[Data records]

^^^^^^^^^^^^^^^^

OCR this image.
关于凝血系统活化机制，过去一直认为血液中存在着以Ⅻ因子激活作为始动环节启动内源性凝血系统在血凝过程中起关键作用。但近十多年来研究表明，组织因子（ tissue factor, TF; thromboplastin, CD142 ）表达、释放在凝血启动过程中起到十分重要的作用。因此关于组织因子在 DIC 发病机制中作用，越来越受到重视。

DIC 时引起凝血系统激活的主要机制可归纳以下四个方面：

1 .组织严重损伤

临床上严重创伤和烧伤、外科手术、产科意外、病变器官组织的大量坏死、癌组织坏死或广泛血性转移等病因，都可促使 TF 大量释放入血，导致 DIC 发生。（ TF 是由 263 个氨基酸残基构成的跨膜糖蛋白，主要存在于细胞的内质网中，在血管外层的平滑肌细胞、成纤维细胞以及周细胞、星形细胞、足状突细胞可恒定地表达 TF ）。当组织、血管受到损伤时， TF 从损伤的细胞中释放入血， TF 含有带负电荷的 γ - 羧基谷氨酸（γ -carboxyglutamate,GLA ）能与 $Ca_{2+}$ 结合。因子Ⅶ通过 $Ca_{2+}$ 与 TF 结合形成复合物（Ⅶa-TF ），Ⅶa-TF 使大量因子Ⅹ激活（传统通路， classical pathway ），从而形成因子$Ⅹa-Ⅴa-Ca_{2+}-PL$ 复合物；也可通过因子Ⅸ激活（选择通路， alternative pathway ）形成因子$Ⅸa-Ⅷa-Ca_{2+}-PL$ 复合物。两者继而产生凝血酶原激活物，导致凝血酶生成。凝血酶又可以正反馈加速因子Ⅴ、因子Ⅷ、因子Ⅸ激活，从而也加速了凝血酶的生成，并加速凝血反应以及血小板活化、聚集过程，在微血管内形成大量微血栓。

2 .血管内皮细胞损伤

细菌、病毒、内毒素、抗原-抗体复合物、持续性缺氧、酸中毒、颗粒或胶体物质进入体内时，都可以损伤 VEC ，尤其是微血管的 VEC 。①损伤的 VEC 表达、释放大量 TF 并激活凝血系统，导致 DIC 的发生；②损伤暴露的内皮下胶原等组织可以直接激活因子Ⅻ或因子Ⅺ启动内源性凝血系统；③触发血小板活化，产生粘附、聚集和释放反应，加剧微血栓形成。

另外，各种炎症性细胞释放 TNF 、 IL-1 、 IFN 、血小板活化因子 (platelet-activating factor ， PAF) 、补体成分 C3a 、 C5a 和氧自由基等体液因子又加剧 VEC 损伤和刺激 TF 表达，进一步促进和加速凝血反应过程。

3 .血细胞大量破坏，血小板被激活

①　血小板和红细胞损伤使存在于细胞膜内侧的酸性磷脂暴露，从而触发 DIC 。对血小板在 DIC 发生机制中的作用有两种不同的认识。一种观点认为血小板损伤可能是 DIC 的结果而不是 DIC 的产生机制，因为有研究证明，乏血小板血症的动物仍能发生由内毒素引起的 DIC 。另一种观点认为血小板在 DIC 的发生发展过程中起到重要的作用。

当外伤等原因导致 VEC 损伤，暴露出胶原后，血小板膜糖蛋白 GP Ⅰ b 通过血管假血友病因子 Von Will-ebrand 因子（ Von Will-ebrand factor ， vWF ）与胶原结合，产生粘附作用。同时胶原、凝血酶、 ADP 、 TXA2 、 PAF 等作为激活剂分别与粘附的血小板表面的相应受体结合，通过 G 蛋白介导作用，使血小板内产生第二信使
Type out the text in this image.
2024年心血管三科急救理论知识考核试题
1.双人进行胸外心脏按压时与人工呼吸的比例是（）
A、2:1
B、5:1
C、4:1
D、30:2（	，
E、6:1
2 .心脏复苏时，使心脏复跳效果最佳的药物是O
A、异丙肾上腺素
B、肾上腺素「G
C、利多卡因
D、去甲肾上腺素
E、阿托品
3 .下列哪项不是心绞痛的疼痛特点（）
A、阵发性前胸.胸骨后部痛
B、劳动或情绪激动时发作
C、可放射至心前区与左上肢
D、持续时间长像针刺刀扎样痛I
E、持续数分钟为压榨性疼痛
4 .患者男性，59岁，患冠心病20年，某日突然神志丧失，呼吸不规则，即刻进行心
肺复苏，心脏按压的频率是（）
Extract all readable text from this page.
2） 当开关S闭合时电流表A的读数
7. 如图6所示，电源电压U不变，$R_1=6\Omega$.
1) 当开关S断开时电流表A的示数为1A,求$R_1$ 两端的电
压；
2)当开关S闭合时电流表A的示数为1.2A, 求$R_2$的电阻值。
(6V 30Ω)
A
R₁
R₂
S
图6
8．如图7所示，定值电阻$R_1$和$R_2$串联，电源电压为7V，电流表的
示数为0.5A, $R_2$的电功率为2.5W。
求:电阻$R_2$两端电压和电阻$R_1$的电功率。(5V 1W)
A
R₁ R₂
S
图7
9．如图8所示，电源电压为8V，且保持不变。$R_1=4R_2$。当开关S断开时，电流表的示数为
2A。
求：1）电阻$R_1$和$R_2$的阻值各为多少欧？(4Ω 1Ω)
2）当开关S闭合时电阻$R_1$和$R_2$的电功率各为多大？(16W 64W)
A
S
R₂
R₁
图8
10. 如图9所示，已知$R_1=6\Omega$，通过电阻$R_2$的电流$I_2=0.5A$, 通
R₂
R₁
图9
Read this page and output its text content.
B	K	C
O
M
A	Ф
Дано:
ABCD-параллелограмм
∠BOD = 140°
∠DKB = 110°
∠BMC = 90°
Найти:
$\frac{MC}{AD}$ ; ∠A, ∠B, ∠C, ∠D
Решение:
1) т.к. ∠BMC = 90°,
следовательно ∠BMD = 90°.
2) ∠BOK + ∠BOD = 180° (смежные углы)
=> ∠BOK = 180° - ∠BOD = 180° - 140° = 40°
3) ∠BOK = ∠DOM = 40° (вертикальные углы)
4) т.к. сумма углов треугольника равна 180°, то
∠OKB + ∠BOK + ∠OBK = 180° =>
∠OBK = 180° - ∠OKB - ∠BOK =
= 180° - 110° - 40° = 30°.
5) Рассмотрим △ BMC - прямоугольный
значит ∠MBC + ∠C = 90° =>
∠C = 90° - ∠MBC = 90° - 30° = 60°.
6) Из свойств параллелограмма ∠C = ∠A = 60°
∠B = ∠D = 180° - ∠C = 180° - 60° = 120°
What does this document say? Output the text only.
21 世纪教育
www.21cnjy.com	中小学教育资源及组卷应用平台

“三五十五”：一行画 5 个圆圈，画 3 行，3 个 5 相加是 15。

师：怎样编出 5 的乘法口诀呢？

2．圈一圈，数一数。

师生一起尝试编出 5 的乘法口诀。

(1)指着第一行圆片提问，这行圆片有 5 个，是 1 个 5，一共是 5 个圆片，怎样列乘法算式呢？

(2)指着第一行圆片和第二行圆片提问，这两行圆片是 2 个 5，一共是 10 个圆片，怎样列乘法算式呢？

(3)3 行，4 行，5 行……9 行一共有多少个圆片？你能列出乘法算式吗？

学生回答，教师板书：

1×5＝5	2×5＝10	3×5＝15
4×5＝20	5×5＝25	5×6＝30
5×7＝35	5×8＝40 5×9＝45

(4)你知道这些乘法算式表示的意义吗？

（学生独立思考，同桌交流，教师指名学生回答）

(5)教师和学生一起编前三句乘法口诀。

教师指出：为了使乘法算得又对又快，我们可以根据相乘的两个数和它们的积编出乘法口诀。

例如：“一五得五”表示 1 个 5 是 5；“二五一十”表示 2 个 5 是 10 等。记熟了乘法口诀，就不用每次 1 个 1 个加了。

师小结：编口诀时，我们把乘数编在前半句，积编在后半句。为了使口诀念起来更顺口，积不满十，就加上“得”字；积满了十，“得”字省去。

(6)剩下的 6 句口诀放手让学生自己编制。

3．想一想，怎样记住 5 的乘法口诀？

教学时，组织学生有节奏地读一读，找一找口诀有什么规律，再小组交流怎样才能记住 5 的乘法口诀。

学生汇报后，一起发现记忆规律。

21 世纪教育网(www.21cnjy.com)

^^^^^^^^^^^^^^^^

Repeat exactly, and only, the lines from the line with "What does this" through the end of the listing above, both ends included.

What does this document say? Output the text only.
21 世纪教育
www.21cnjy.com	中小学教育资源及组卷应用平台

“三五十五”：一行画 5 个圆圈，画 3 行，3 个 5 相加是 15。

师：怎样编出 5 的乘法口诀呢？

2．圈一圈，数一数。

师生一起尝试编出 5 的乘法口诀。

(1)指着第一行圆片提问，这行圆片有 5 个，是 1 个 5，一共是 5 个圆片，怎样列乘法算式呢？

(2)指着第一行圆片和第二行圆片提问，这两行圆片是 2 个 5，一共是 10 个圆片，怎样列乘法算式呢？

(3)3 行，4 行，5 行……9 行一共有多少个圆片？你能列出乘法算式吗？

学生回答，教师板书：

1×5＝5	2×5＝10	3×5＝15
4×5＝20	5×5＝25	5×6＝30
5×7＝35	5×8＝40 5×9＝45

(4)你知道这些乘法算式表示的意义吗？

（学生独立思考，同桌交流，教师指名学生回答）

(5)教师和学生一起编前三句乘法口诀。

教师指出：为了使乘法算得又对又快，我们可以根据相乘的两个数和它们的积编出乘法口诀。

例如：“一五得五”表示 1 个 5 是 5；“二五一十”表示 2 个 5 是 10 等。记熟了乘法口诀，就不用每次 1 个 1 个加了。

师小结：编口诀时，我们把乘数编在前半句，积编在后半句。为了使口诀念起来更顺口，积不满十，就加上“得”字；积满了十，“得”字省去。

(6)剩下的 6 句口诀放手让学生自己编制。

3．想一想，怎样记住 5 的乘法口诀？

教学时，组织学生有节奏地读一读，找一找口诀有什么规律，再小组交流怎样才能记住 5 的乘法口诀。

学生汇报后，一起发现记忆规律。

21 世纪教育网(www.21cnjy.com)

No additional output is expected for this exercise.